# Task directions
Collect every line that includes the string "image".

Dataset items
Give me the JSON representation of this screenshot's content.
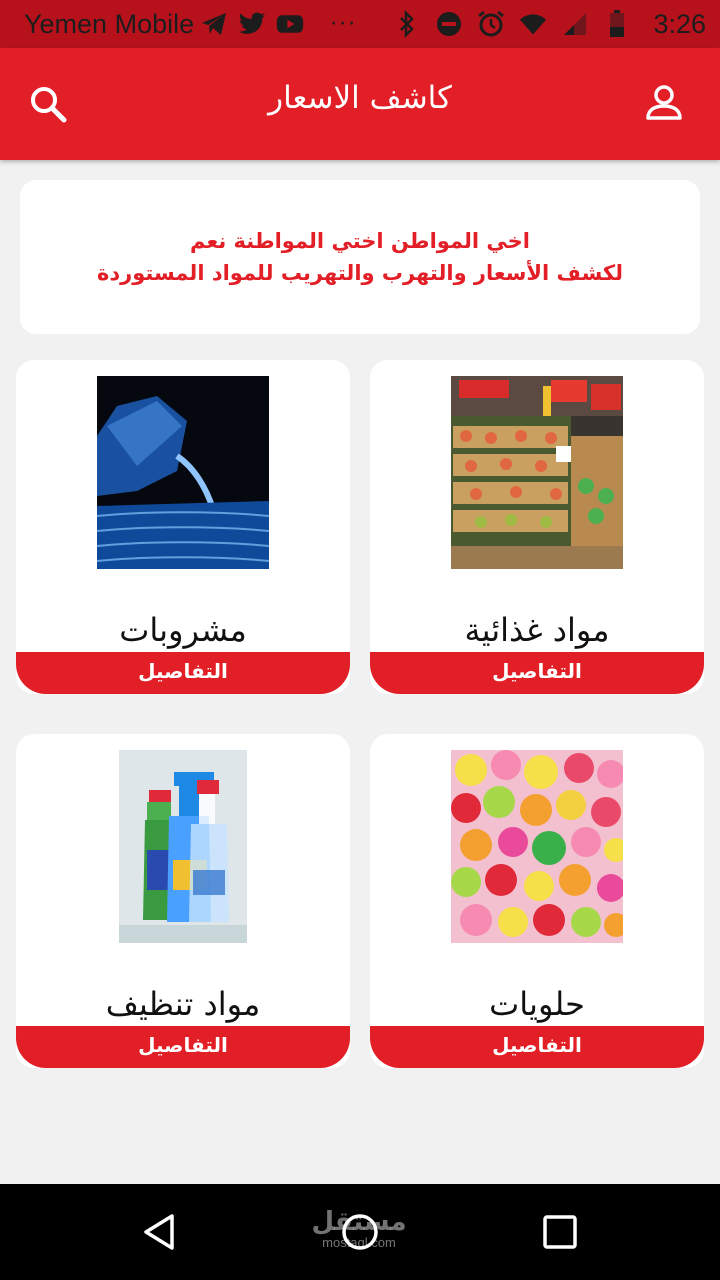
{
  "status_bar": {
    "carrier": "Yemen Mobile",
    "time": "3:26",
    "left_icons": [
      "telegram-icon",
      "twitter-icon",
      "youtube-icon"
    ],
    "more": "···",
    "right_icons": [
      "bluetooth-icon",
      "do-not-disturb-icon",
      "alarm-icon",
      "wifi-icon",
      "signal-icon",
      "battery-icon"
    ]
  },
  "app_bar": {
    "title": "كاشف الاسعار",
    "search_icon": "search-icon",
    "profile_icon": "user-icon",
    "color": "#e21e26"
  },
  "notice": {
    "line1": "اخي المواطن اختي المواطنة نعم",
    "line2": "لكشف الأسعار والتهرب والتهريب للمواد المستوردة"
  },
  "categories": [
    {
      "label": "مواد غذائية",
      "button": "التفاصيل",
      "image": "supermarket-produce-photo"
    },
    {
      "label": "مشروبات",
      "button": "التفاصيل",
      "image": "water-bottle-photo"
    },
    {
      "label": "حلويات",
      "button": "التفاصيل",
      "image": "colorful-candies-photo"
    },
    {
      "label": "مواد تنظيف",
      "button": "التفاصيل",
      "image": "cleaning-spray-bottles-photo"
    }
  ],
  "nav_bar": {
    "icons": [
      "back-icon",
      "home-icon",
      "recents-icon"
    ],
    "watermark_ar": "مستقل",
    "watermark_en": "mostaql.com"
  }
}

# Correct response
      "image": "supermarket-produce-photo"
      "image": "water-bottle-photo"
      "image": "colorful-candies-photo"
      "image": "cleaning-spray-bottles-photo"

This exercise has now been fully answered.